Return all lines below containing the word "究極にシンプルな伝え方".

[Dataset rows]
____

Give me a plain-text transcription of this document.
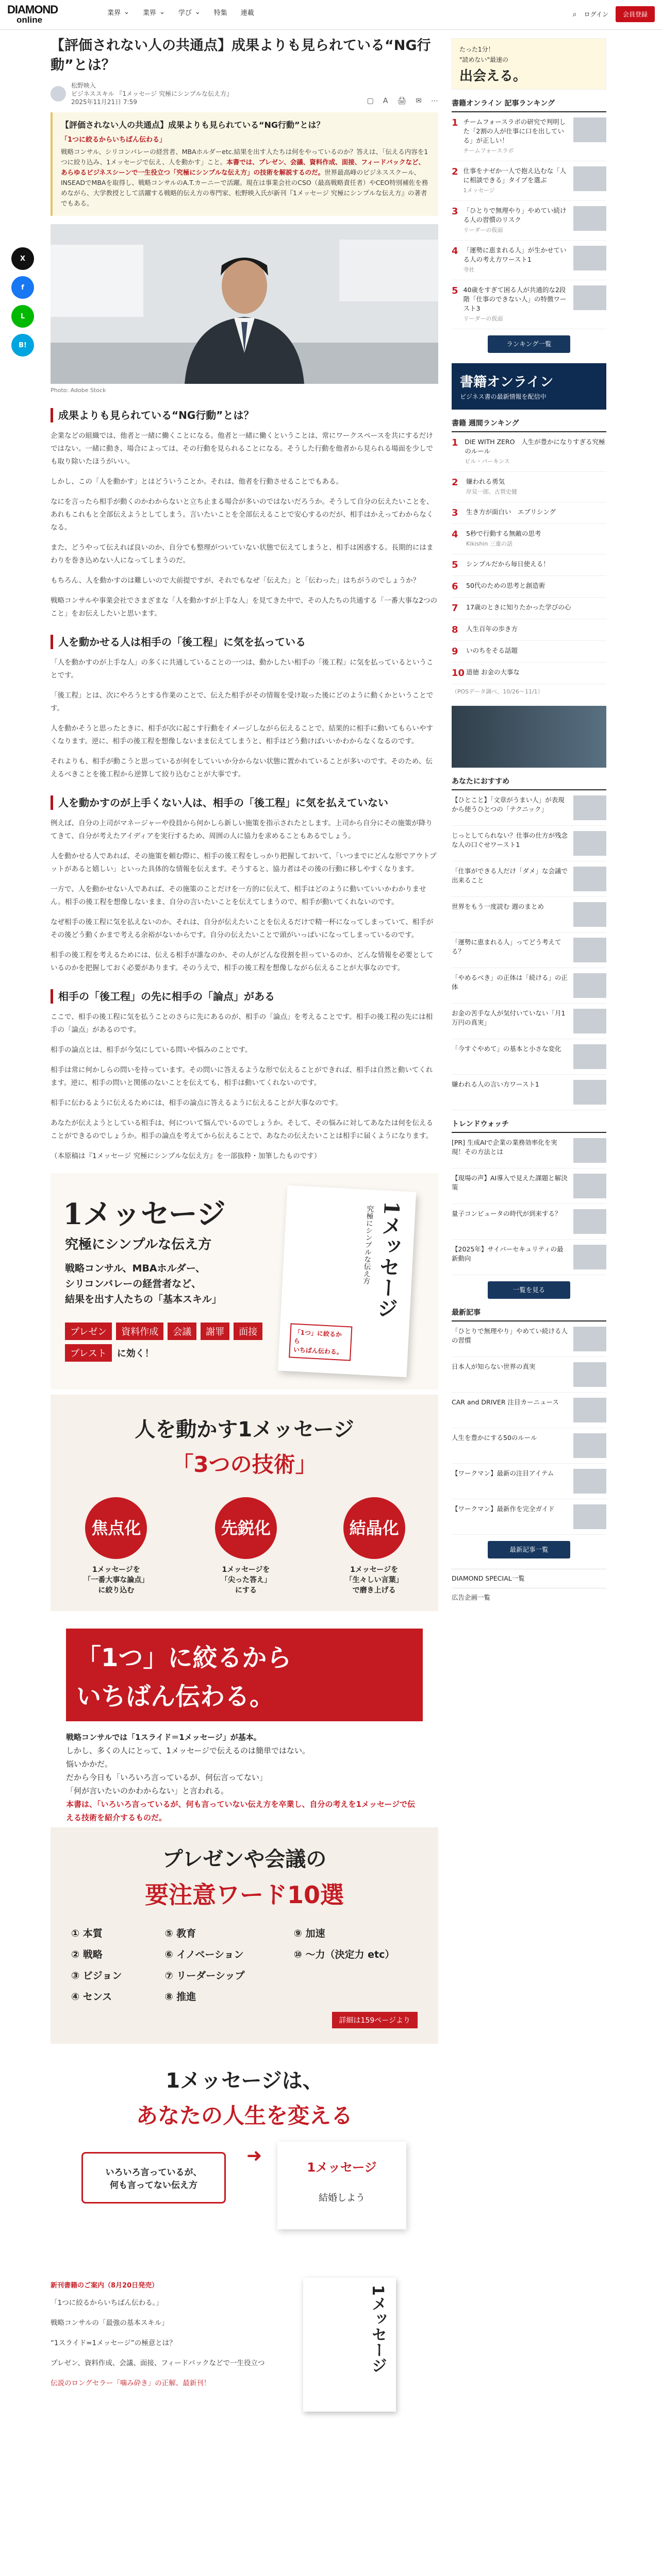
DIAMOND
online
業界 ⌄ 業界 ⌄ 学び ⌄ 特集 連載	⌕ ログイン	会員登録
X
f
L
B!
【評価されない人の共通点】成果よりも見られている“NG行動”とは？
松野映入
ビジネススキル 『1メッセージ 究極にシンプルな伝え方』
2025年11月21日 7:59	▢ A 🖨 ✉ ⋯
【評価されない人の共通点】成果よりも見られている“NG行動”とは？
「1つに絞るからいちばん伝わる」

戦略コンサル、シリコンバレーの経営者、MBAホルダーetc.結果を出す人たちは何をやっているのか？答えは、「伝える内容を1つに絞り込み、1メッセージで伝え、人を動かす」こと。本書では、プレゼン、会議、資料作成、面接、フィードバックなど、あらゆるビジネスシーンで一生役立つ「究極にシンプルな伝え方」の技術を解説するのだ。世界最高峰のビジネススクール、INSEADでMBAを取得し、戦略コンサルのA.T.カーニーで活躍。現在は事業会社のCSO（最高戦略責任者）やCEO特別補佐を務めながら、大学教授として活躍する戦略的伝え方の専門家、松野映入氏が新刊『1メッセージ 究極にシンプルな伝え方』の著者でもある。

Photo: Adobe Stock
成果よりも見られている“NG行動”とは？

企業などの組織では、他者と一緒に働くことになる。他者と一緒に働くということは、常にワークスペースを共にするだけではない。一緒に動き、場合によっては、その行動を見られることになる。そうした行動を他者から見られる場面を少しでも取り除いたほうがいい。

しかし、この「人を動かす」とはどういうことか。それは、他者を行動させることでもある。

なにを言ったら相手が動くのかわからないと立ち止まる場合が多いのではないだろうか。そうして自分の伝えたいことを、あれもこれもと全部伝えようとしてしまう。言いたいことを全部伝えることで安心するのだが、相手はかえってわからなくなる。

また、どうやって伝えれば良いのか、自分でも整理がついていない状態で伝えてしまうと、相手は困惑する。長期的にはまわりを巻き込めない人になってしまうのだ。

もちろん、人を動かすのは難しいので大前提ですが、それでもなぜ「伝えた」と「伝わった」はちがうのでしょうか？

戦略コンサルや事業会社でさまざまな「人を動かすが上手な人」を見てきた中で、その人たちの共通する「一番大事な2つのこと」をお伝えしたいと思います。

人を動かせる人は相手の「後工程」に気を払っている

「人を動かすのが上手な人」の多くに共通していることの一つは、動かしたい相手の「後工程」に気を払っているということです。

「後工程」とは、次にやろうとする作業のことで、伝えた相手がその情報を受け取った後にどのように動くかということです。

人を動かそうと思ったときに、相手が次に起こす行動をイメージしながら伝えることで、結果的に相手に動いてもらいやすくなります。逆に、相手の後工程を想像しないまま伝えてしまうと、相手はどう動けばいいかわからなくなるのです。

それよりも、相手が動こうと思っているが何をしていいか分からない状態に置かれていることが多いのです。そのため、伝えるべきことを後工程から逆算して絞り込むことが大事です。

人を動かすのが上手くない人は、相手の「後工程」に気を払えていない

例えば、自分の上司がマネージャーや役員から何かしら新しい施策を指示されたとします。上司から自分にその施策が降りてきて、自分が考えたアイディアを実行するため、周囲の人に協力を求めることもあるでしょう。

人を動かせる人であれば、その施策を頼む際に、相手の後工程をしっかり把握しておいて、「いつまでにどんな形でアウトプットがあると嬉しい」といった具体的な情報を伝えます。そうすると、協力者はその後の行動に移しやすくなります。

一方で、人を動かせない人であれば、その施策のことだけを一方的に伝えて、相手はどのように動いていいかわかりません。相手の後工程を想像しないまま、自分の言いたいことを伝えてしまうので、相手が動いてくれないのです。

なぜ相手の後工程に気を払えないのか。それは、自分が伝えたいことを伝えるだけで精一杯になってしまっていて、相手がその後どう動くかまで考える余裕がないからです。自分の伝えたいことで頭がいっぱいになってしまっているのです。

相手の後工程を考えるためには、伝える相手が誰なのか、その人がどんな役割を担っているのか、どんな情報を必要としているのかを把握しておく必要があります。そのうえで、相手の後工程を想像しながら伝えることが大事なのです。

相手の「後工程」の先に相手の「論点」がある

ここで、相手の後工程に気を払うことのさらに先にあるのが、相手の「論点」を考えることです。相手の後工程の先には相手の「論点」があるのです。

相手の論点とは、相手が今気にしている問いや悩みのことです。

相手は常に何かしらの問いを持っています。その問いに答えるような形で伝えることができれば、相手は自然と動いてくれます。逆に、相手の問いと関係のないことを伝えても、相手は動いてくれないのです。

相手に伝わるように伝えるためには、相手の論点に答えるように伝えることが大事なのです。

あなたが伝えようとしている相手は、何について悩んでいるのでしょうか。そして、その悩みに対してあなたは何を伝えることができるのでしょうか。相手の論点を考えてから伝えることで、あなたの伝えたいことは相手に届くようになります。

（本原稿は『1メッセージ 究極にシンプルな伝え方』を一部抜粋・加筆したものです）

1メッセージ
究極にシンプルな伝え方
戦略コンサル、MBAホルダー、
シリコンバレーの経営者など、
結果を出す人たちの「基本スキル」
プレゼン	資料作成	会議	謝罪	面接
プレスト	に効く！
1メッセージ
究極にシンプルな伝え方
「1つ」に絞るから
いちばん伝わる。
人を動かす1メッセージ
「3つの技術」
焦点化
1メッセージを
「一番大事な論点」
に絞り込む
先鋭化
1メッセージを
「尖った答え」
にする
結晶化
1メッセージを
「生々しい言葉」
で磨き上げる
「1つ」に絞るから
いちばん伝わる。
戦略コンサルでは「1スライド＝1メッセージ」が基本。
しかし、多くの人にとって、1メッセージで伝えるのは簡単ではない。
悩いかかだ。
だから今日も「いろいろ言っているが、何伝言ってない」
「何が言いたいのかわからない」と言われる。
本書は、「いろいろ言っているが、何も言っていない伝え方を卒業し、自分の考えを1メッセージで伝える技術を紹介するものだ。
プレゼンや会議の
要注意ワード10選
① 本質	⑤ 教育	⑨ 加速
② 戦略	⑥ イノベーション	⑩ 〜力（決定力 etc）
③ ビジョン	⑦ リーダーシップ
④ センス	⑧ 推進
詳細は159ページより
1メッセージは、
あなたの人生を変える
いろいろ言っているが、
何も言ってない伝え方
➜
1メッセージ
結婚しよう
新刊書籍のご案内（8月20日発売）

「1つに絞るからいちばん伝わる。」

戦略コンサルの「最強の基本スキル」

“1スライド=1メッセージ”の極意とは？

プレゼン、資料作成、会議、面接、フィードバックなどで一生役立つ

伝説のロングセラー「噛み砕き」の正解、最新刊！

1メッセージ
たった1分！
"読めない"最速の
出会える。
書籍オンライン 記事ランキング
1 チームフォースラボの研究で判明した「2割の人が仕事に口を出している」が正しい！
チームフォースラボ
2 仕事をナゼか一人で抱え込むな「人に相談できる」タイプを選ぶ
1メッセージ
3 「ひとりで無理やり」やめてい続ける人の習慣のリスク
リーダーの仮面
4 「運勢に恵まれる人」が生かせている人の考え方ワースト1
寺社
5 40歳をすぎて困る人が共通的な2段階「仕事のできない人」の特徴ワースト3
リーダーの仮面
ランキング一覧
書籍オンライン
ビジネス書の最新情報を配信中
書籍 週間ランキング
1 DIE WITH ZERO　人生が豊かになりすぎる究極のルール
ビル・パーキンス
2	嫌われる勇気
岸見一郎、古賀史健
3	生き方が面白い　エブリシング
4	5秒で行動する無敵の思考
Kikishin 三重の話
5	シンプルだから毎日使える！
6	50代のための思考と創造術
7	17歳のときに知りたかった学びの心
8	人生百年の歩き方
9	いのちをそる話題
10 道徳 お金の大事な
（POSデータ調べ、10/26〜11/1）
あなたにおすすめ
【ひとこと】「文章がうまい人」が表現から使うひとつの「テクニック」
じっとしてられない？仕事の仕方が残念な人の口ぐせワースト1
「仕事ができる人だけ「ダメ」な会議で出来ること
世界をもう一度読む 週のまとめ
「運勢に恵まれる人」ってどう考えてる？
「やめるべき」の正体は「続ける」の正体
お金の苦手な人が気付いていない「月1万円の真実」
「今すぐやめて」の基本と小さな変化
嫌われる人の言い方ワースト1
トレンドウォッチ
[PR] 生成AIで企業の業務効率化を実現！その方法とは
【現場の声】AI導入で見えた課題と解決策
量子コンピュータの時代が到来する？
【2025年】サイバーセキュリティの最新動向
一覧を見る
最新記事
「ひとりで無理やり」やめてい続ける人の習慣
日本人が知らない世界の真実
CAR and DRIVER 注目カーニュース
人生を豊かにする50のルール
【ワークマン】最新の注目アイテム
【ワークマン】最新作を完全ガイド
最新記事一覧
DIAMOND SPECIAL一覧
広告企画一覧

____

## Final answer:
ビジネススキル 『1メッセージ 究極にシンプルな伝え方』
戦略コンサル、シリコンバレーの経営者、MBAホルダーetc.結果を出す人たちは何をやっているのか？答えは、「伝える内容を1つに絞り込み、1メッセージで伝え、人を動かす」こと。本書では、プレゼン、会議、資料作成、面接、フィードバックなど、あらゆるビジネスシーンで一生役立つ「究極にシンプルな伝え方」の技術を解説するのだ。世界最高峰のビジネススクール、INSEADでMBAを取得し、戦略コンサルのA.T.カーニーで活躍。現在は事業会社のCSO（最高戦略責任者）やCEO特別補佐を務めながら、大学教授として活躍する戦略的伝え方の専門家、松野映入氏が新刊『1メッセージ 究極にシンプルな伝え方』の著者でもある。
（本原稿は『1メッセージ 究極にシンプルな伝え方』を一部抜粋・加筆したものです）
究極にシンプルな伝え方
究極にシンプルな伝え方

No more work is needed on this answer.